> _Directions_: Scan the material for the word "JSON", and copy each line where it shows up.

> _Excerpted records_:
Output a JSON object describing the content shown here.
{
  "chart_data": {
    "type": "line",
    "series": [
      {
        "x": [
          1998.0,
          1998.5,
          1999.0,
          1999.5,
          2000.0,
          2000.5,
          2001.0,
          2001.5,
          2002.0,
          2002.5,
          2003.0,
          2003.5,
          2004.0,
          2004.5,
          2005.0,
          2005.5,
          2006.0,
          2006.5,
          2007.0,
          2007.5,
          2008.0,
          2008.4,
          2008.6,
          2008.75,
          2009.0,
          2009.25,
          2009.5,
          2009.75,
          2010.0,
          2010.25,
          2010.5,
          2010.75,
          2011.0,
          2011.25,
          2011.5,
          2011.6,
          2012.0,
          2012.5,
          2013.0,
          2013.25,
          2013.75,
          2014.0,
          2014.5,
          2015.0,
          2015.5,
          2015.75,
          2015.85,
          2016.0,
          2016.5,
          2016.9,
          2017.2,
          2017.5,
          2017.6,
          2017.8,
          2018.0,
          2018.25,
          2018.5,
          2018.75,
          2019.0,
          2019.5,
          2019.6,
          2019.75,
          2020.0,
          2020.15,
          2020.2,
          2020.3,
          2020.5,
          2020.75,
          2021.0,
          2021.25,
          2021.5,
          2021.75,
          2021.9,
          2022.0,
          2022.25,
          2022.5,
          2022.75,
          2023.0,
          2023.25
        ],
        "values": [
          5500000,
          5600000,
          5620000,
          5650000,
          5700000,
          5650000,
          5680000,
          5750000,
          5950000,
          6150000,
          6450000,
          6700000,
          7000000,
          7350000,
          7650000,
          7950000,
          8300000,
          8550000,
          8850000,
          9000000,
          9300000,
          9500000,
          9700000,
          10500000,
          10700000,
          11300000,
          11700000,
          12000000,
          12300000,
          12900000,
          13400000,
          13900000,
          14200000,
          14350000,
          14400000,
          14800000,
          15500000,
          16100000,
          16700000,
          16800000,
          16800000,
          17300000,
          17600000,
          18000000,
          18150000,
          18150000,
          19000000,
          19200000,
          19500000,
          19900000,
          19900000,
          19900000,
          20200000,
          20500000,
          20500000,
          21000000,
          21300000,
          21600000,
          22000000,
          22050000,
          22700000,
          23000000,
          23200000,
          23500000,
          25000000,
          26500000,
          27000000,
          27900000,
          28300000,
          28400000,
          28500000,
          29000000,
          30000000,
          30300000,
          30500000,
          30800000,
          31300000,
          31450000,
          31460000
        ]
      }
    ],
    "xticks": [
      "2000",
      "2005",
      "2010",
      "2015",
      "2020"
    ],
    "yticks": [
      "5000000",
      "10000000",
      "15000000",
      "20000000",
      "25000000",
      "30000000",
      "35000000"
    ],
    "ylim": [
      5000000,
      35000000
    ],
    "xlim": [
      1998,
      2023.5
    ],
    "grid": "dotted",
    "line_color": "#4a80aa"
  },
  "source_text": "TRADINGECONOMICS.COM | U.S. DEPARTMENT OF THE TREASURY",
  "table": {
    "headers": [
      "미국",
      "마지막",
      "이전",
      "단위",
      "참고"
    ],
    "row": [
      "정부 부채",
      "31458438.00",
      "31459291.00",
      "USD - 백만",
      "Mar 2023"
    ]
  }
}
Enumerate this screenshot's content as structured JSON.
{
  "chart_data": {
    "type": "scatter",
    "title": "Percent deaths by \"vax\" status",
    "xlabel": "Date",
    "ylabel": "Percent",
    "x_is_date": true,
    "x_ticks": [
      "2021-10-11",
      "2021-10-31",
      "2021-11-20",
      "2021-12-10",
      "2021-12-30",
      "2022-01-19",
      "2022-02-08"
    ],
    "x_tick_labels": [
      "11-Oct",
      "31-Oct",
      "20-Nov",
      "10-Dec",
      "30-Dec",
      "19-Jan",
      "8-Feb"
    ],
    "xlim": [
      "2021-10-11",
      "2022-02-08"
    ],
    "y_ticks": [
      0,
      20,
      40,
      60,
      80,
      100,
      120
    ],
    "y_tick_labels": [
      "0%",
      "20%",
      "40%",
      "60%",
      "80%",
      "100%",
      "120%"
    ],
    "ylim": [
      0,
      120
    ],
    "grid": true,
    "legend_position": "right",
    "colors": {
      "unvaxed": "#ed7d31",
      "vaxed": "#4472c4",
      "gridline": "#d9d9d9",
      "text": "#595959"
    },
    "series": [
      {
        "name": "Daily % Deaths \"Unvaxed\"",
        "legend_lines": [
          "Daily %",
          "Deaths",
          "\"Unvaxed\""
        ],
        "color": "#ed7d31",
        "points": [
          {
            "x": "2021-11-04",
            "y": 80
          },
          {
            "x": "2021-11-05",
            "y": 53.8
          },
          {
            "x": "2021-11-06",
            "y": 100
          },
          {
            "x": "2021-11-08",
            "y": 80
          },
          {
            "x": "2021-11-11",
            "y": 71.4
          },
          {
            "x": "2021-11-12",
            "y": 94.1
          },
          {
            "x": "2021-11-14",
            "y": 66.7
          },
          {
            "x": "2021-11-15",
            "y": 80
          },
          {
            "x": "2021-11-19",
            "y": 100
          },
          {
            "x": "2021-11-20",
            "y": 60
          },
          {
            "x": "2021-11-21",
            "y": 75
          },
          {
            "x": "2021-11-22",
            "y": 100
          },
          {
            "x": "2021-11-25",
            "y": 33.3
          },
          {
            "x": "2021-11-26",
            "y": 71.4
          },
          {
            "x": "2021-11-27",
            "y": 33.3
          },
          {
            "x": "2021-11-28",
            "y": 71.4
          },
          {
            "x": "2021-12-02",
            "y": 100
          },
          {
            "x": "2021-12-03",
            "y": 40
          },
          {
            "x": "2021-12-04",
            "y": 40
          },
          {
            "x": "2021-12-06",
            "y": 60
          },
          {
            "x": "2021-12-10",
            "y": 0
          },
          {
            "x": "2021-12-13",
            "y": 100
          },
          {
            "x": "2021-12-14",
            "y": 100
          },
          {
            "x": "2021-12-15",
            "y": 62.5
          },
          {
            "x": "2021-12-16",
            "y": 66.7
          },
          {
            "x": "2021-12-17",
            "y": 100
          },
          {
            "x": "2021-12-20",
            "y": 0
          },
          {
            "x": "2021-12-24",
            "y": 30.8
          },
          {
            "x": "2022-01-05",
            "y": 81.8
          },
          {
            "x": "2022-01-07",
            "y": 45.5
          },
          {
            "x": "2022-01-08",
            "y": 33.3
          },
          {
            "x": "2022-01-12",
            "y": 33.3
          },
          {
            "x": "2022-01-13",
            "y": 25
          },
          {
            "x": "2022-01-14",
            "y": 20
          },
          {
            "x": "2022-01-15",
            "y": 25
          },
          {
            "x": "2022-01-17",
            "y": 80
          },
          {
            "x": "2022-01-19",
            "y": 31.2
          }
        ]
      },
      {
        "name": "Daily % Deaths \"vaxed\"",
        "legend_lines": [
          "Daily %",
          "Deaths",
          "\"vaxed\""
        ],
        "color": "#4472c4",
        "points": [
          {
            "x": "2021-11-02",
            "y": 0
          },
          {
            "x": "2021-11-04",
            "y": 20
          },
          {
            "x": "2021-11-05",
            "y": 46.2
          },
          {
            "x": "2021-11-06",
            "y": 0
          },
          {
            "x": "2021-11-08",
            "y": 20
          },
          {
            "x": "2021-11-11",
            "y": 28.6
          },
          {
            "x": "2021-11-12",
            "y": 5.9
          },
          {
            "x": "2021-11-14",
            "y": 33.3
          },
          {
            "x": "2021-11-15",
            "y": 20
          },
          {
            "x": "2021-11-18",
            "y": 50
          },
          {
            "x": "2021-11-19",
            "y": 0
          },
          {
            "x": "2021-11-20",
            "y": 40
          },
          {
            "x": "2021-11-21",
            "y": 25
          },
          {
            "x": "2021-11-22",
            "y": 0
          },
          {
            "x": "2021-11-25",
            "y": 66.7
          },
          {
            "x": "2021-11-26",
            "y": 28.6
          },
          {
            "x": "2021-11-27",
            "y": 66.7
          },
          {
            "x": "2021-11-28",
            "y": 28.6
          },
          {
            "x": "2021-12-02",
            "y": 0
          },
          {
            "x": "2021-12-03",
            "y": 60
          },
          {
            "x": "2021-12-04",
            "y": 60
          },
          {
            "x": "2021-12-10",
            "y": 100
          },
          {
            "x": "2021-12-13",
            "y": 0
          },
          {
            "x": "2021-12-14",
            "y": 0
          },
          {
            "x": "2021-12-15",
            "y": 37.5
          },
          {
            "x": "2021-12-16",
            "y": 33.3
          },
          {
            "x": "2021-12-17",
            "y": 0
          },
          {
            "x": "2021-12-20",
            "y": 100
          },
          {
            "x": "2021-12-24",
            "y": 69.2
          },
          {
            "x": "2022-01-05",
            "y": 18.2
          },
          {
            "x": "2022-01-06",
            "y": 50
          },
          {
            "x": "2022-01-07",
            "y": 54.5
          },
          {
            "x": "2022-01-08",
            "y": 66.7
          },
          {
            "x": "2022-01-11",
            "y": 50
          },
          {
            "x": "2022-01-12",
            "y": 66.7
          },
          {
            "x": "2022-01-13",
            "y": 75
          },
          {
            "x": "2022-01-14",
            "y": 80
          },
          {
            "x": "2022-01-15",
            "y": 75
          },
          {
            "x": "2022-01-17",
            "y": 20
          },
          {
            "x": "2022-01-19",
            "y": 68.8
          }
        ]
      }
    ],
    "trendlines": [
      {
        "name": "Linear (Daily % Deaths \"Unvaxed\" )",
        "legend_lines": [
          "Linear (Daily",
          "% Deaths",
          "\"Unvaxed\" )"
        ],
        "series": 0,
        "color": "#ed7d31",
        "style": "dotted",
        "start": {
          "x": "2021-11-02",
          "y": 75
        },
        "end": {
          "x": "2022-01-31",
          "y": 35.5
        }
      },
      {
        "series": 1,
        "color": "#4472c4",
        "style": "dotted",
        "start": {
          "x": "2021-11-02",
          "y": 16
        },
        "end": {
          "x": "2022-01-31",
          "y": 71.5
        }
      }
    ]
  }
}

> _Task output_:
Output a JSON object describing the content shown here.
Enumerate this screenshot's content as structured JSON.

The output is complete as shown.